• [Your instructions]
Report every line in the listing that contains the string "name".

"""

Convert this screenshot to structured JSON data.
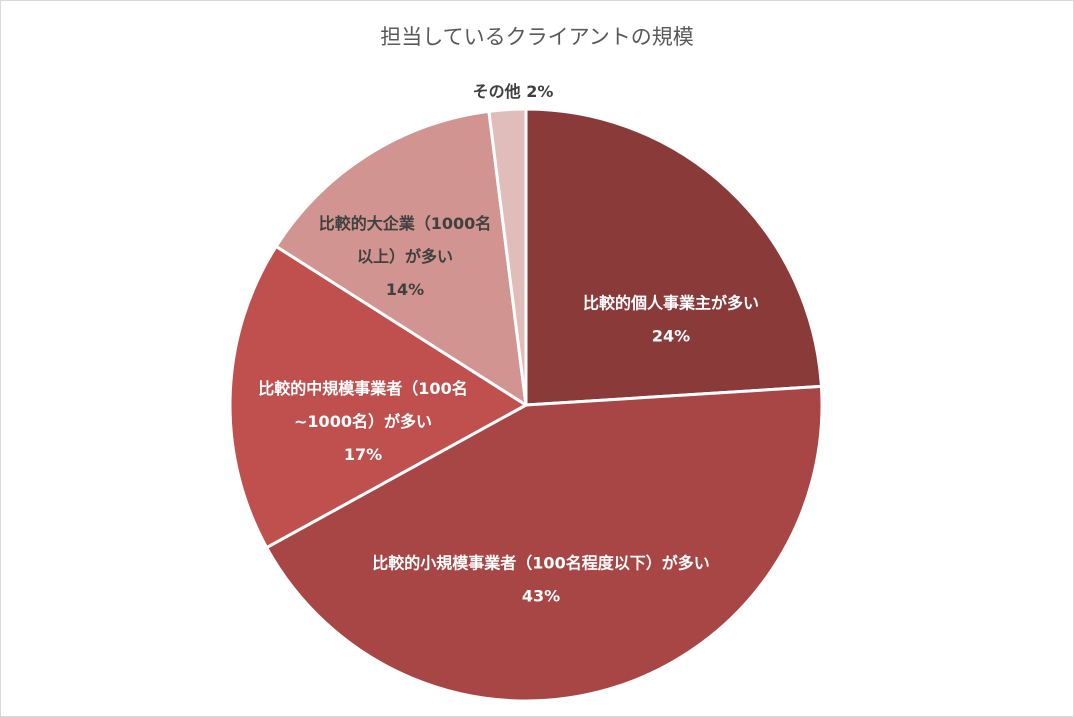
{
  "chart_data": {
    "type": "pie",
    "title": "担当しているクライアントの規模",
    "slices": [
      {
        "name": "比較的個人事業主が多い",
        "label_lines": [
          "比較的個人事業主が多い"
        ],
        "value": 24,
        "value_label": "24%",
        "color": "#8b3a3a",
        "label_color": "#ffffff"
      },
      {
        "name": "比較的小規模事業者（100名程度以下）が多い",
        "label_lines": [
          "比較的小規模事業者（100名程度以下）が多い"
        ],
        "value": 43,
        "value_label": "43%",
        "color": "#a84545",
        "label_color": "#ffffff"
      },
      {
        "name": "比較的中規模事業者（100名~1000名）が多い",
        "label_lines": [
          "比較的中規模事業者（100名",
          "~1000名）が多い"
        ],
        "value": 17,
        "value_label": "17%",
        "color": "#bf504d",
        "label_color": "#ffffff"
      },
      {
        "name": "比較的大企業（1000名以上）が多い",
        "label_lines": [
          "比較的大企業（1000名",
          "以上）が多い"
        ],
        "value": 14,
        "value_label": "14%",
        "color": "#d19491",
        "label_color": "#404040"
      },
      {
        "name": "その他",
        "label_lines": [
          "その他 2%"
        ],
        "value": 2,
        "value_label": "",
        "color": "#e0bcbb",
        "label_color": "#404040"
      }
    ]
  }
}
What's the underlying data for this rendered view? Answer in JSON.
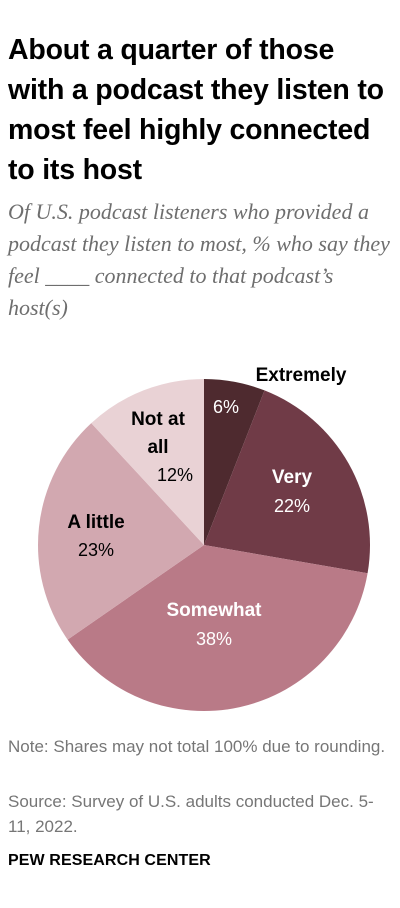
{
  "title": "About a quarter of those with a podcast they listen to most feel highly connected to its host",
  "subtitle": "Of U.S. podcast listeners who provided a podcast they listen to most, % who say they feel ____ connected to that podcast’s host(s)",
  "note": "Note: Shares may not total 100% due to rounding.",
  "source": "Source: Survey of U.S. adults conducted Dec. 5-11, 2022.",
  "brand": "PEW RESEARCH CENTER",
  "chart_data": {
    "type": "pie",
    "start": "12 o'clock, clockwise",
    "slices": [
      {
        "label": "Extremely",
        "value": 6,
        "value_label": "6%",
        "color": "#4e2a2f"
      },
      {
        "label": "Very",
        "value": 22,
        "value_label": "22%",
        "color": "#703b47"
      },
      {
        "label": "Somewhat",
        "value": 38,
        "value_label": "38%",
        "color": "#b97a87"
      },
      {
        "label": "A little",
        "value": 23,
        "value_label": "23%",
        "color": "#d2a8b0"
      },
      {
        "label": "Not at all",
        "value": 12,
        "value_label": "12%",
        "color": "#e9d2d5"
      }
    ]
  }
}
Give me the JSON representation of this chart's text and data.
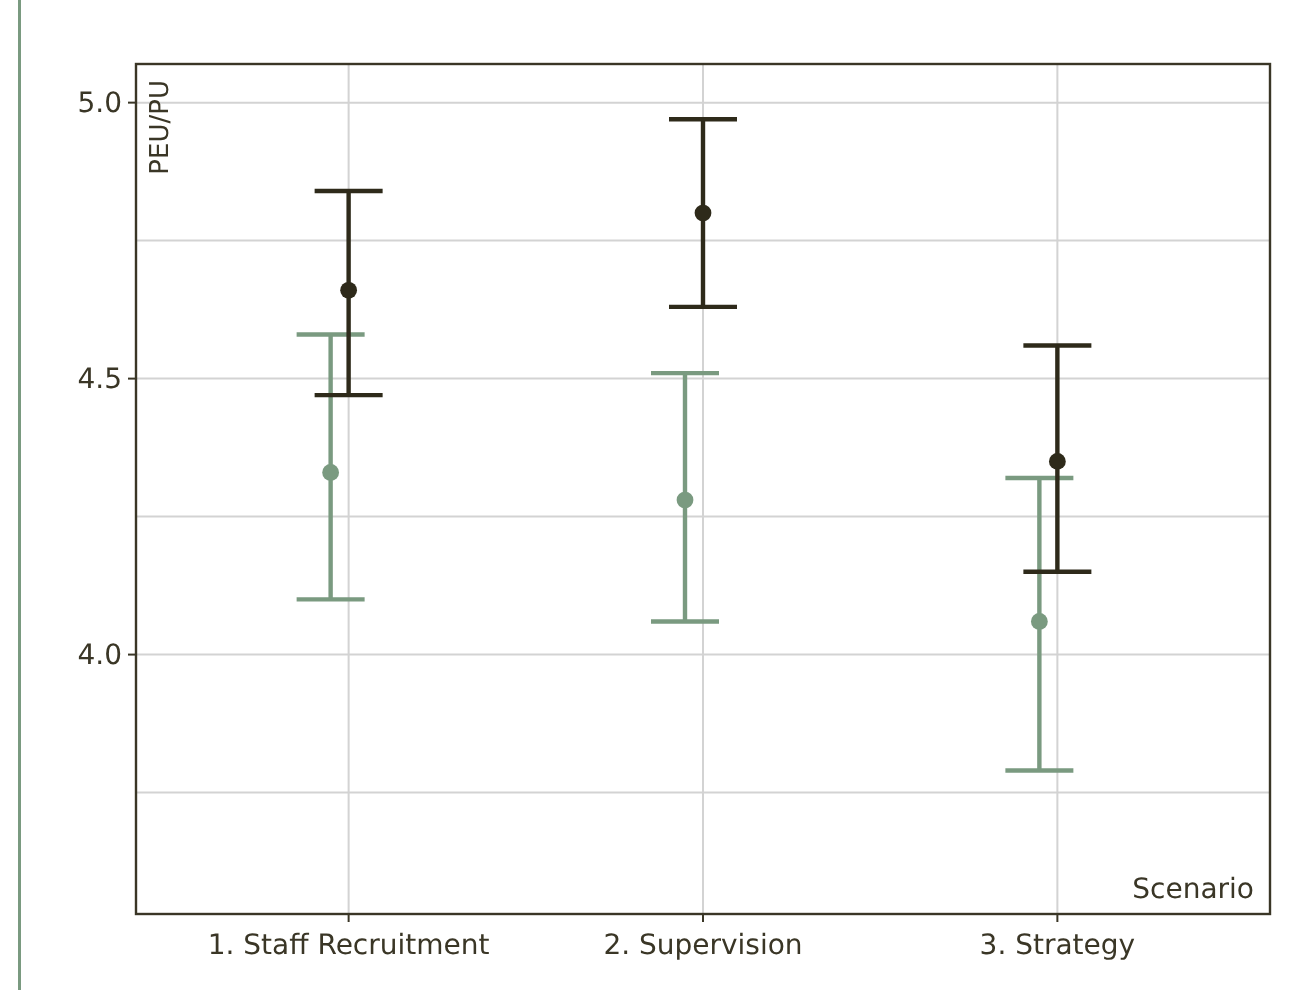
{
  "chart_data": {
    "type": "scatter",
    "xlabel": "Scenario",
    "ylabel": "PEU/PU",
    "categories": [
      "1. Staff Recruitment",
      "2. Supervision",
      "3. Strategy"
    ],
    "ylim": [
      3.53,
      5.07
    ],
    "yticks": [
      {
        "value": 3.75,
        "label": null
      },
      {
        "value": 4.0,
        "label": "4.0"
      },
      {
        "value": 4.25,
        "label": null
      },
      {
        "value": 4.5,
        "label": "4.5"
      },
      {
        "value": 4.75,
        "label": null
      },
      {
        "value": 5.0,
        "label": "5.0"
      }
    ],
    "grid": true,
    "marker": "circle",
    "series": [
      {
        "color": "#7a9a80",
        "values": [
          4.33,
          4.28,
          4.06
        ],
        "errors": [
          [
            4.1,
            4.58
          ],
          [
            4.06,
            4.51
          ],
          [
            3.79,
            4.32
          ]
        ]
      },
      {
        "color": "#2e2a1a",
        "values": [
          4.66,
          4.8,
          4.35
        ],
        "errors": [
          [
            4.47,
            4.84
          ],
          [
            4.63,
            4.97
          ],
          [
            4.15,
            4.56
          ]
        ]
      }
    ]
  }
}
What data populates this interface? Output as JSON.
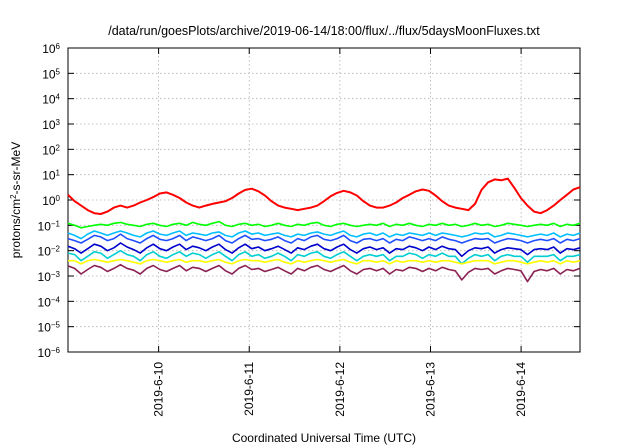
{
  "chart_data": {
    "type": "line",
    "title": "/data/run/goesPlots/archive/2019-06-14/18:00/flux/../flux/5daysMoonFluxes.txt",
    "xlabel": "Coordinated Universal Time (UTC)",
    "ylabel": "protons/cm2-s-sr-MeV",
    "ylabel_parts": {
      "pre": "protons/cm",
      "sup": "2",
      "post": "-s-sr-MeV"
    },
    "yscale": "log",
    "ylim": [
      1e-06,
      1000000.0
    ],
    "xlim_days": [
      0.0,
      5.65
    ],
    "ytick_exponents": [
      -6,
      -5,
      -4,
      -3,
      -2,
      -1,
      0,
      1,
      2,
      3,
      4,
      5,
      6
    ],
    "ytick_base": "10",
    "xticks": [
      {
        "label": "2019-6-10",
        "day": 1.0
      },
      {
        "label": "2019-6-11",
        "day": 2.0
      },
      {
        "label": "2019-6-12",
        "day": 3.0
      },
      {
        "label": "2019-6-13",
        "day": 4.0
      },
      {
        "label": "2019-6-14",
        "day": 5.0
      }
    ],
    "grid": true,
    "series": [
      {
        "color": "#ff0000",
        "values": [
          1.6,
          0.9,
          0.6,
          0.4,
          0.3,
          0.28,
          0.35,
          0.5,
          0.6,
          0.5,
          0.6,
          0.8,
          1.0,
          1.3,
          1.8,
          2.0,
          1.6,
          1.2,
          0.8,
          0.6,
          0.5,
          0.6,
          0.7,
          0.8,
          0.9,
          1.2,
          1.8,
          2.5,
          2.8,
          2.2,
          1.5,
          0.9,
          0.6,
          0.5,
          0.45,
          0.4,
          0.45,
          0.5,
          0.6,
          0.9,
          1.4,
          1.9,
          2.3,
          2.0,
          1.5,
          0.9,
          0.6,
          0.5,
          0.5,
          0.6,
          0.8,
          1.2,
          1.6,
          2.2,
          2.6,
          2.3,
          1.5,
          0.9,
          0.6,
          0.5,
          0.45,
          0.4,
          0.7,
          2.5,
          5.0,
          6.5,
          6.0,
          7.0,
          3.0,
          1.2,
          0.6,
          0.35,
          0.3,
          0.4,
          0.6,
          1.0,
          1.6,
          2.6,
          3.2
        ]
      },
      {
        "color": "#00ff00",
        "values": [
          0.12,
          0.1,
          0.08,
          0.09,
          0.1,
          0.11,
          0.1,
          0.12,
          0.13,
          0.11,
          0.1,
          0.09,
          0.11,
          0.12,
          0.1,
          0.09,
          0.11,
          0.12,
          0.1,
          0.13,
          0.11,
          0.1,
          0.12,
          0.14,
          0.1,
          0.09,
          0.11,
          0.12,
          0.1,
          0.11,
          0.09,
          0.1,
          0.12,
          0.1,
          0.09,
          0.11,
          0.1,
          0.12,
          0.13,
          0.1,
          0.09,
          0.11,
          0.12,
          0.1,
          0.09,
          0.1,
          0.11,
          0.1,
          0.12,
          0.09,
          0.11,
          0.1,
          0.12,
          0.1,
          0.09,
          0.11,
          0.1,
          0.12,
          0.1,
          0.11,
          0.09,
          0.1,
          0.12,
          0.1,
          0.11,
          0.09,
          0.1,
          0.12,
          0.11,
          0.1,
          0.09,
          0.1,
          0.11,
          0.1,
          0.12,
          0.09,
          0.11,
          0.1,
          0.12
        ]
      },
      {
        "color": "#00bfff",
        "values": [
          0.05,
          0.04,
          0.03,
          0.045,
          0.06,
          0.05,
          0.04,
          0.05,
          0.06,
          0.05,
          0.04,
          0.035,
          0.05,
          0.06,
          0.045,
          0.04,
          0.05,
          0.06,
          0.04,
          0.05,
          0.045,
          0.04,
          0.05,
          0.055,
          0.04,
          0.035,
          0.05,
          0.06,
          0.045,
          0.05,
          0.04,
          0.045,
          0.05,
          0.04,
          0.035,
          0.045,
          0.04,
          0.05,
          0.055,
          0.045,
          0.04,
          0.05,
          0.06,
          0.04,
          0.035,
          0.045,
          0.05,
          0.04,
          0.05,
          0.035,
          0.045,
          0.04,
          0.05,
          0.045,
          0.04,
          0.05,
          0.04,
          0.05,
          0.045,
          0.04,
          0.035,
          0.04,
          0.05,
          0.045,
          0.05,
          0.035,
          0.04,
          0.05,
          0.045,
          0.04,
          0.035,
          0.04,
          0.045,
          0.04,
          0.05,
          0.035,
          0.045,
          0.04,
          0.05
        ]
      },
      {
        "color": "#1f4fff",
        "values": [
          0.03,
          0.025,
          0.02,
          0.028,
          0.04,
          0.035,
          0.025,
          0.03,
          0.045,
          0.03,
          0.025,
          0.02,
          0.03,
          0.04,
          0.028,
          0.025,
          0.03,
          0.04,
          0.025,
          0.035,
          0.03,
          0.025,
          0.03,
          0.04,
          0.025,
          0.02,
          0.03,
          0.04,
          0.028,
          0.03,
          0.025,
          0.028,
          0.035,
          0.025,
          0.02,
          0.03,
          0.025,
          0.035,
          0.04,
          0.028,
          0.025,
          0.03,
          0.04,
          0.025,
          0.02,
          0.028,
          0.03,
          0.025,
          0.03,
          0.02,
          0.028,
          0.025,
          0.035,
          0.03,
          0.025,
          0.03,
          0.025,
          0.035,
          0.028,
          0.025,
          0.02,
          0.025,
          0.03,
          0.028,
          0.03,
          0.02,
          0.025,
          0.03,
          0.028,
          0.025,
          0.02,
          0.025,
          0.028,
          0.025,
          0.03,
          0.02,
          0.028,
          0.025,
          0.03
        ]
      },
      {
        "color": "#0000cd",
        "values": [
          0.015,
          0.012,
          0.008,
          0.012,
          0.018,
          0.015,
          0.01,
          0.013,
          0.02,
          0.014,
          0.011,
          0.008,
          0.013,
          0.018,
          0.012,
          0.01,
          0.014,
          0.018,
          0.011,
          0.015,
          0.013,
          0.01,
          0.014,
          0.018,
          0.011,
          0.008,
          0.013,
          0.018,
          0.012,
          0.014,
          0.01,
          0.012,
          0.015,
          0.011,
          0.008,
          0.013,
          0.011,
          0.015,
          0.018,
          0.012,
          0.01,
          0.014,
          0.018,
          0.011,
          0.008,
          0.012,
          0.014,
          0.011,
          0.013,
          0.008,
          0.012,
          0.011,
          0.015,
          0.013,
          0.01,
          0.014,
          0.011,
          0.015,
          0.012,
          0.011,
          0.006,
          0.01,
          0.013,
          0.012,
          0.014,
          0.008,
          0.011,
          0.013,
          0.012,
          0.011,
          0.007,
          0.011,
          0.012,
          0.011,
          0.014,
          0.008,
          0.012,
          0.011,
          0.013
        ]
      },
      {
        "color": "#00ced1",
        "values": [
          0.008,
          0.007,
          0.004,
          0.006,
          0.009,
          0.008,
          0.005,
          0.007,
          0.01,
          0.007,
          0.006,
          0.004,
          0.007,
          0.009,
          0.006,
          0.005,
          0.007,
          0.009,
          0.006,
          0.008,
          0.007,
          0.005,
          0.007,
          0.009,
          0.006,
          0.004,
          0.007,
          0.009,
          0.006,
          0.007,
          0.005,
          0.006,
          0.008,
          0.006,
          0.004,
          0.007,
          0.006,
          0.008,
          0.009,
          0.006,
          0.005,
          0.007,
          0.009,
          0.006,
          0.004,
          0.006,
          0.007,
          0.006,
          0.007,
          0.004,
          0.006,
          0.006,
          0.008,
          0.007,
          0.005,
          0.007,
          0.006,
          0.008,
          0.006,
          0.006,
          0.003,
          0.005,
          0.007,
          0.006,
          0.007,
          0.004,
          0.006,
          0.007,
          0.006,
          0.006,
          0.0035,
          0.006,
          0.006,
          0.006,
          0.007,
          0.004,
          0.006,
          0.006,
          0.007
        ]
      },
      {
        "color": "#ffff00",
        "values": [
          0.004,
          0.004,
          0.003,
          0.004,
          0.0045,
          0.004,
          0.0035,
          0.004,
          0.0045,
          0.004,
          0.0035,
          0.003,
          0.004,
          0.0045,
          0.004,
          0.0035,
          0.004,
          0.0045,
          0.0035,
          0.004,
          0.004,
          0.0035,
          0.004,
          0.0045,
          0.0035,
          0.003,
          0.004,
          0.0045,
          0.004,
          0.004,
          0.0035,
          0.004,
          0.0045,
          0.0035,
          0.003,
          0.004,
          0.0035,
          0.004,
          0.0045,
          0.004,
          0.0035,
          0.004,
          0.0045,
          0.0035,
          0.003,
          0.004,
          0.004,
          0.0035,
          0.004,
          0.003,
          0.004,
          0.0035,
          0.004,
          0.004,
          0.0035,
          0.004,
          0.0035,
          0.004,
          0.004,
          0.0035,
          0.003,
          0.0035,
          0.004,
          0.004,
          0.004,
          0.003,
          0.0035,
          0.004,
          0.004,
          0.0035,
          0.003,
          0.0035,
          0.004,
          0.0035,
          0.004,
          0.003,
          0.004,
          0.0035,
          0.004
        ]
      },
      {
        "color": "#8b2252",
        "values": [
          0.0025,
          0.002,
          0.0012,
          0.0018,
          0.0026,
          0.0022,
          0.0015,
          0.002,
          0.0028,
          0.002,
          0.0017,
          0.0012,
          0.002,
          0.0026,
          0.0018,
          0.0015,
          0.002,
          0.0026,
          0.0016,
          0.0022,
          0.002,
          0.0015,
          0.002,
          0.0026,
          0.0016,
          0.0012,
          0.002,
          0.0026,
          0.0018,
          0.002,
          0.0015,
          0.0018,
          0.0022,
          0.0016,
          0.0012,
          0.002,
          0.0016,
          0.0022,
          0.0026,
          0.0018,
          0.0015,
          0.002,
          0.0026,
          0.0016,
          0.0012,
          0.0018,
          0.002,
          0.0016,
          0.002,
          0.0012,
          0.0018,
          0.0016,
          0.0022,
          0.002,
          0.0015,
          0.002,
          0.0016,
          0.0022,
          0.0018,
          0.0016,
          0.0007,
          0.0014,
          0.002,
          0.0018,
          0.002,
          0.0012,
          0.0016,
          0.002,
          0.0018,
          0.0016,
          0.0006,
          0.0015,
          0.0018,
          0.0016,
          0.002,
          0.0012,
          0.0018,
          0.0016,
          0.002
        ]
      }
    ]
  }
}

"""

• [Answer to the exercise]
        "name": "比較的個人事業主が多い",
        "name": "比較的小規模事業者（100名程度以下）が多い",
        "name": "比較的中規模事業者（100名~1000名）が多い",
        "name": "比較的大企業（1000名以上）が多い",
        "name": "その他",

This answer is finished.